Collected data
******

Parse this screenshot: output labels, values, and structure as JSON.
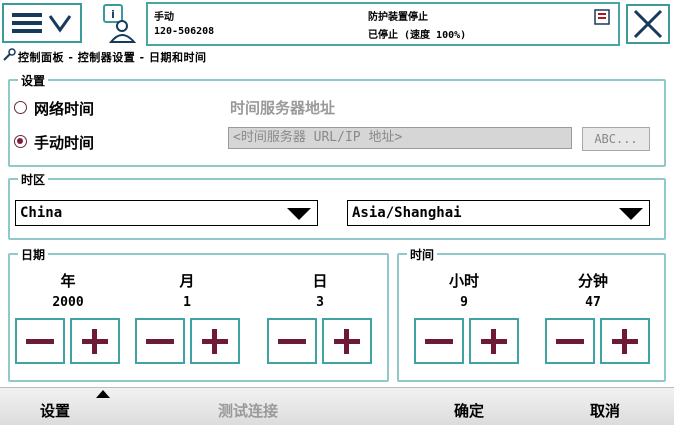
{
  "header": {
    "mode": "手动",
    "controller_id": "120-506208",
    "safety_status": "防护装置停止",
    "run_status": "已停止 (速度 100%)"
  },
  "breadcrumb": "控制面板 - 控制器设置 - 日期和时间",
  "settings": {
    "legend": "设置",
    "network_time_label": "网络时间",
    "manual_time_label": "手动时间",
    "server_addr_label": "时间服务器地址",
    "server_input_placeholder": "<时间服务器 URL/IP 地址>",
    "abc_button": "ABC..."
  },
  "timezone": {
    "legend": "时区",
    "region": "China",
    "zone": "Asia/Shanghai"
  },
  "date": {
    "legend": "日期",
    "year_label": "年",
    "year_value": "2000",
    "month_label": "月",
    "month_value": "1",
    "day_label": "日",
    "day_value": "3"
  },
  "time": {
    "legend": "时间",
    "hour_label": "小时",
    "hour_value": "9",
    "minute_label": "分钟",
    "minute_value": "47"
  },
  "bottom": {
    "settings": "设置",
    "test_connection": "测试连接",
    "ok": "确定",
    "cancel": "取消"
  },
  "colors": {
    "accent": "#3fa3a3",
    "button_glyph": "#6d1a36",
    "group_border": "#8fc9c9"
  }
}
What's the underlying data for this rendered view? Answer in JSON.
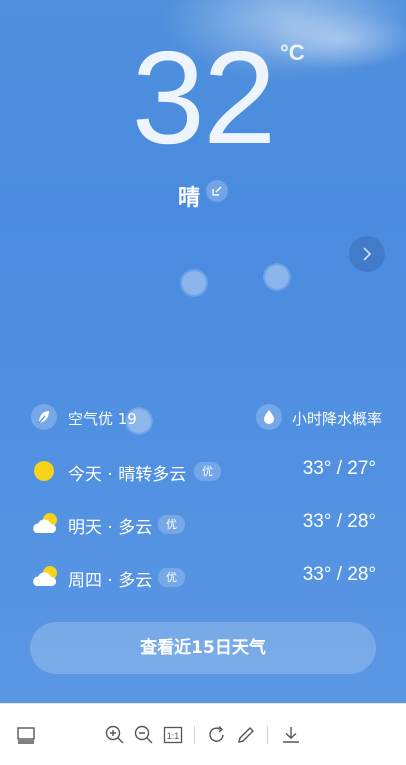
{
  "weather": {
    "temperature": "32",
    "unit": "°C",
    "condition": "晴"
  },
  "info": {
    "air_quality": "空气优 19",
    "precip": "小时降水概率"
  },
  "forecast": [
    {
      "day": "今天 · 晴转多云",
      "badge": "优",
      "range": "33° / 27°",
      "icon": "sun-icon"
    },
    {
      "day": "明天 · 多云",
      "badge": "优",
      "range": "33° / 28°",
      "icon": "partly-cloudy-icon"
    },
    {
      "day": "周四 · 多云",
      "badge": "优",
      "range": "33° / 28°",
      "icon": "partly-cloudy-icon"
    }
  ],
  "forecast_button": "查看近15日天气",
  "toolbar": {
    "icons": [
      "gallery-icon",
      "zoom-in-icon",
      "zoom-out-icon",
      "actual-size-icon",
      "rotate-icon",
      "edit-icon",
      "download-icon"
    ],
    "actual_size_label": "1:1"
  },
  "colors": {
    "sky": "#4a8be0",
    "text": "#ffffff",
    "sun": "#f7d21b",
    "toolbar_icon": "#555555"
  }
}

******

— What you are asked to do —
Pull out all lines from the entries above that include the word "JSON".

— Answer below —
Parse this screenshot: output labels, values, and structure as JSON.
What's the underlying data for this rendered view? Answer in JSON.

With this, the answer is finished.